= Directive =
Extract every line below that contains the word "title".

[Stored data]
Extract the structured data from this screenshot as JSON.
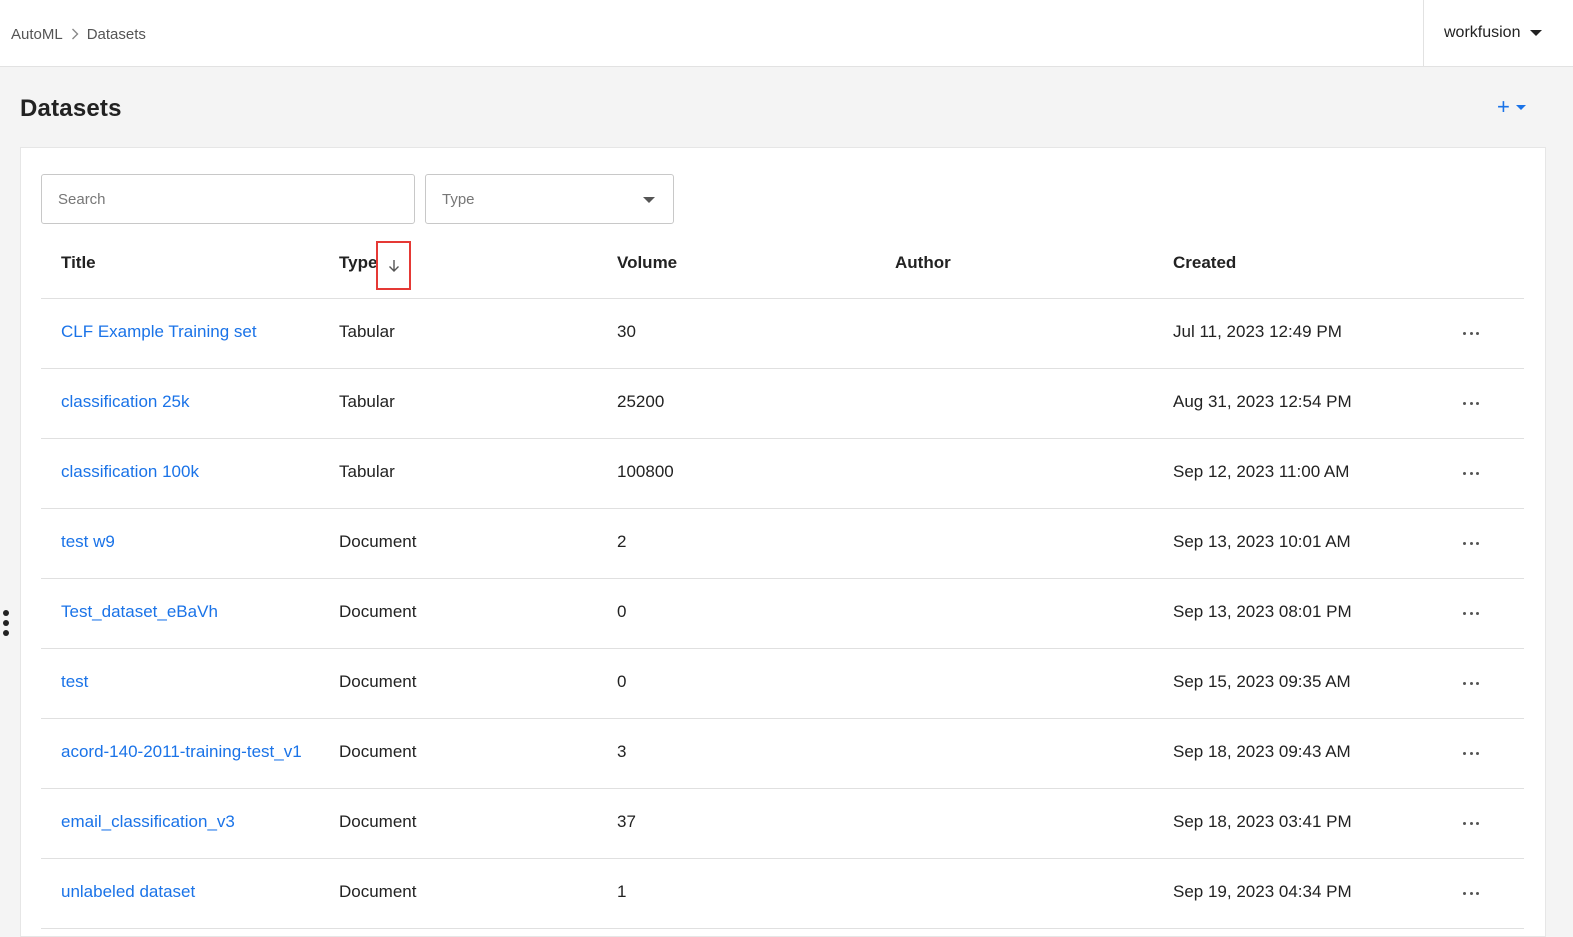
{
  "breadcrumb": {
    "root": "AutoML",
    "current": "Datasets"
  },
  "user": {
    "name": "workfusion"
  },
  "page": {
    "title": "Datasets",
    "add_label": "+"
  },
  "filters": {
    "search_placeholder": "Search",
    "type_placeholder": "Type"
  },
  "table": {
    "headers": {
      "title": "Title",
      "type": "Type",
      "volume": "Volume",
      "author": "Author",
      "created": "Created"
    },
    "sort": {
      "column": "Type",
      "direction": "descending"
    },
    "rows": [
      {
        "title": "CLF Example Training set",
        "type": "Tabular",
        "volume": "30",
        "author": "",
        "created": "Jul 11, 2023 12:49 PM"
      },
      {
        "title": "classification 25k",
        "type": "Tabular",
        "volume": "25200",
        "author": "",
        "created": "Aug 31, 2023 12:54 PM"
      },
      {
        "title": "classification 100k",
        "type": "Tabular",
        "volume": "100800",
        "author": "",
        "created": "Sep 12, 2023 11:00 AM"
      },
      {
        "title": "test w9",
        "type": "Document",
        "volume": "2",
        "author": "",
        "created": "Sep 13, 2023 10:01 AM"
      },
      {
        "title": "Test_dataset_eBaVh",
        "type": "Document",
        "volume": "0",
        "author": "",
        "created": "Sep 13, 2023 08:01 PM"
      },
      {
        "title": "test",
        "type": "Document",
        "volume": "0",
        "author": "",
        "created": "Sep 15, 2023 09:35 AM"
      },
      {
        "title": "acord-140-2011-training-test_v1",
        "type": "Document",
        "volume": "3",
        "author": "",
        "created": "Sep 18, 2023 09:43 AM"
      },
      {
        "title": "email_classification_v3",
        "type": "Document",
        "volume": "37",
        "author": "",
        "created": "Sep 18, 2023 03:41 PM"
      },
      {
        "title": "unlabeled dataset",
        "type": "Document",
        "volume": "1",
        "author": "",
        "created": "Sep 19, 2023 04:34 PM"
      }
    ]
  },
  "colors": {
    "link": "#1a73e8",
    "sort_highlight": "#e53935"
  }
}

= Response below =
    "title": "Datasets",
      "title": "Title",
        "title": "CLF Example Training set",
        "title": "classification 25k",
        "title": "classification 100k",
        "title": "test w9",
        "title": "Test_dataset_eBaVh",
        "title": "test",
        "title": "acord-140-2011-training-test_v1",
        "title": "email_classification_v3",
        "title": "unlabeled dataset",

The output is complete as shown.